SACREX

Stability of atmospheric circulation and its relation to extreme weather

Shifts in large-scale circulation patterns can strongly alter the frequency and/or intensity of extremes and can thus have severe humanitarian impacts. Climate change over the last century has already altered some large scale circulation patterns but the uncertainties are large. This research aims to reduce uncertainties by providing fundamental insights in the general circulation, its stability and its extremes. We propose to study the sensitivity of large-scale atmospheric circulation patterns on internal atmosphere-dynamical processes and forcings arising from changes in surface boundary conditions. The focus of the proposed research will be towards the extra-tropics, including storm tracks, Rossby waves and extreme weather, but will also address the tropical Hadley circulation. The goal is to quantify atmospheric teleconnections, internal atmosphere-dynamical and land-atmosphere feedbacks, and the impact these have on extreme weather events. New data analysis techniques will be applied to both novel atmospheric datasets and GCM results to quantify teleconnections. Further, specificallydesigned numerical experiments will be done to understand feedback processes using a hierarchy of modeling techniques: From conceptual, to statistical-dynamical atmosphere, to atmosphere general circulation, and fully-coupled Earth system models.

☆ ☆ ☆

◆ Request
Copy out the SACREX summary above on atmospheric circulation and extreme weather, word for word and in full.

◆ Supplied information
☆ ☆ ☆

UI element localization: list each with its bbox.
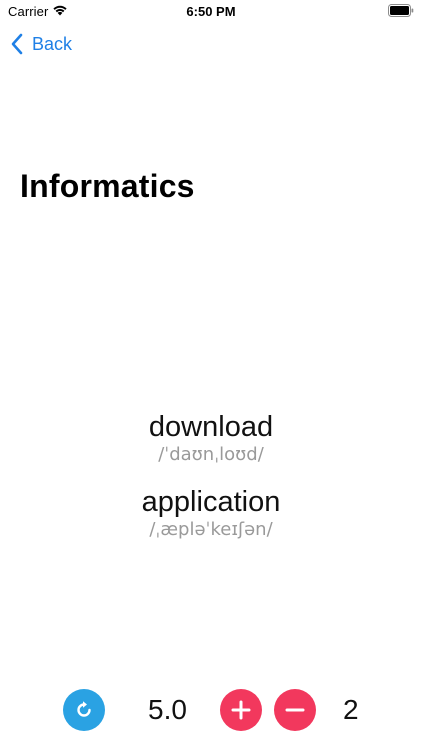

☆ ☆ ☆

◆ Response to this exercise
SACREX

Stability of atmospheric circulation and its relation to extreme weather

Shifts in large-scale circulation patterns can strongly alter the frequency and/or intensity of extremes and can thus have severe humanitarian impacts. Climate change over the last century has already altered some large scale circulation patterns but the uncertainties are large. This research aims to reduce uncertainties by providing fundamental insights in the general circulation, its stability and its extremes. We propose to study the sensitivity of large-scale atmospheric circulation patterns on internal atmosphere-dynamical processes and forcings arising from changes in surface boundary conditions. The focus of the proposed research will be towards the extra-tropics, including storm tracks, Rossby waves and extreme weather, but will also address the tropical Hadley circulation. The goal is to quantify atmospheric teleconnections, internal atmosphere-dynamical and land-atmosphere feedbacks, and the impact these have on extreme weather events. New data analysis techniques will be applied to both novel atmospheric datasets and GCM results to quantify teleconnections. Further, specificallydesigned numerical experiments will be done to understand feedback processes using a hierarchy of modeling techniques: From conceptual, to statistical-dynamical atmosphere, to atmosphere general circulation, and fully-coupled Earth system models.